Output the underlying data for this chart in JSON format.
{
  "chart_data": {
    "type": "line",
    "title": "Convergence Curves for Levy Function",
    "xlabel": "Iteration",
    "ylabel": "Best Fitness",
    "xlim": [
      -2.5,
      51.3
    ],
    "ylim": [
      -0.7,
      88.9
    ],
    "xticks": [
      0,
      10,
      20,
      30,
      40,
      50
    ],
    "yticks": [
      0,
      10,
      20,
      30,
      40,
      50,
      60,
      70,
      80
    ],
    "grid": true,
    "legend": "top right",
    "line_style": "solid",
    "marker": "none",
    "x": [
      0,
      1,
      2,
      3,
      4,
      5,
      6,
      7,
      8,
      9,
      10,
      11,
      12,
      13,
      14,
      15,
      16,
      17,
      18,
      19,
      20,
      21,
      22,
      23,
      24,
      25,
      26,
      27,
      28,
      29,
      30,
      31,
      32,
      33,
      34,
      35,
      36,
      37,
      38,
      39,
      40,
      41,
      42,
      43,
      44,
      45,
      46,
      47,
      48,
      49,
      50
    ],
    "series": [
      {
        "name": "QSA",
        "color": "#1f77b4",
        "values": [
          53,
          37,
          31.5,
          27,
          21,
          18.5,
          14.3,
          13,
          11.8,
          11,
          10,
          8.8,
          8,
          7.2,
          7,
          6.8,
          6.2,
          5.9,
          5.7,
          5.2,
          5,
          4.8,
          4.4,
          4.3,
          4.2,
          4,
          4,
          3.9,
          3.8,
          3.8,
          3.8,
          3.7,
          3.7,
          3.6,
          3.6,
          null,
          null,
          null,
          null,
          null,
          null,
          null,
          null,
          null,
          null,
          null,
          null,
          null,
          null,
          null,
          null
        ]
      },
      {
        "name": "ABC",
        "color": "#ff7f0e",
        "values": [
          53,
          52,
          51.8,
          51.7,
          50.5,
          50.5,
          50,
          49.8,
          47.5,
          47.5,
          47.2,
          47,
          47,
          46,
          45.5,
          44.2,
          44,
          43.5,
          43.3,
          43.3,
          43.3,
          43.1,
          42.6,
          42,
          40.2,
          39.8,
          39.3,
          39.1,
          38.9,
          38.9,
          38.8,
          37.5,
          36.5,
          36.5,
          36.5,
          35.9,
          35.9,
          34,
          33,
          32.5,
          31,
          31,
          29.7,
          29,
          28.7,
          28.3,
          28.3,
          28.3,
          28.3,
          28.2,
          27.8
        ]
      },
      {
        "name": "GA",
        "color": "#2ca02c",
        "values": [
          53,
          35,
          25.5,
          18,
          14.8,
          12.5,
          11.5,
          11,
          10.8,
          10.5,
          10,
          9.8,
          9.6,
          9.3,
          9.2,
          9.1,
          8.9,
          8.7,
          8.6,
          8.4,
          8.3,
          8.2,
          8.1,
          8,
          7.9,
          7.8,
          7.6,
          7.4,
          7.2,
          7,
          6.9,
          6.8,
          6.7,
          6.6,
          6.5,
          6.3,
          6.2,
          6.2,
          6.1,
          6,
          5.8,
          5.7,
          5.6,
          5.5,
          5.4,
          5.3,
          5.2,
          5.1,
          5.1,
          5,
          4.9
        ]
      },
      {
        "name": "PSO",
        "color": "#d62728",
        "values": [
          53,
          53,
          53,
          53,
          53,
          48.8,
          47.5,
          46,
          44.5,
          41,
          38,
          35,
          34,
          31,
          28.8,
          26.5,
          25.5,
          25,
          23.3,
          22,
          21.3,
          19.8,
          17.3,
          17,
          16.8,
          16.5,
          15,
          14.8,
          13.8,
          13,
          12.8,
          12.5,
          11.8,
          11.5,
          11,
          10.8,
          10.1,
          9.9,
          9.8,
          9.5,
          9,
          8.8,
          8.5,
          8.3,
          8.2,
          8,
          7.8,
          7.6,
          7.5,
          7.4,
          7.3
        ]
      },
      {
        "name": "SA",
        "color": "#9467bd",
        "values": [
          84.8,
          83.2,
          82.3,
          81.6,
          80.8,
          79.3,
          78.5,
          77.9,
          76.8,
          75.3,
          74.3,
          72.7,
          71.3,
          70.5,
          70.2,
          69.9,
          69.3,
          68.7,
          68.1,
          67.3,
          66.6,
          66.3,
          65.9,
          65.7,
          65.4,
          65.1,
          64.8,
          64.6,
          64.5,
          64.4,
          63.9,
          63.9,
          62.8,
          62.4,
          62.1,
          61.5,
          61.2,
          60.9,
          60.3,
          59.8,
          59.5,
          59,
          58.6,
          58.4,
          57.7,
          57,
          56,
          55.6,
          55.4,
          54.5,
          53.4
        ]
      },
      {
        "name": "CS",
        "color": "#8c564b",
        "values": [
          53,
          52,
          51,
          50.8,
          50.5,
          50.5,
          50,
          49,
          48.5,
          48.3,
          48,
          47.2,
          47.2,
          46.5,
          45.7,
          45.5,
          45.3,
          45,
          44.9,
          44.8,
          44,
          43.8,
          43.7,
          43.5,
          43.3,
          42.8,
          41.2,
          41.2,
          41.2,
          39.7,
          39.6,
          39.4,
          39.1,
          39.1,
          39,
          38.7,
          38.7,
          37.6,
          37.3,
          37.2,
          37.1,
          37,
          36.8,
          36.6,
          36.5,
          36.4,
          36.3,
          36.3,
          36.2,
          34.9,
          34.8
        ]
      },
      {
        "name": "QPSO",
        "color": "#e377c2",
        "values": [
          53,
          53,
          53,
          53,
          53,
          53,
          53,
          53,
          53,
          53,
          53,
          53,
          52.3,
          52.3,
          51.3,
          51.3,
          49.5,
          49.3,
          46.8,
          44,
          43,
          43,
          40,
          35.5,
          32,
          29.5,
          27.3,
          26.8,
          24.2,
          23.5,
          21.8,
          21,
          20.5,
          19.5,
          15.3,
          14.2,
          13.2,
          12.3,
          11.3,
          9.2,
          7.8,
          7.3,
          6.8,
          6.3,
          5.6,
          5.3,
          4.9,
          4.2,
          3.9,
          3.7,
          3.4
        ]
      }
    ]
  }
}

● **Request**
Set out every line from the material that contains the string "name".

● **Answer to this exercise**
        "name": "QSA",
        "name": "ABC",
        "name": "GA",
        "name": "PSO",
        "name": "SA",
        "name": "CS",
        "name": "QPSO",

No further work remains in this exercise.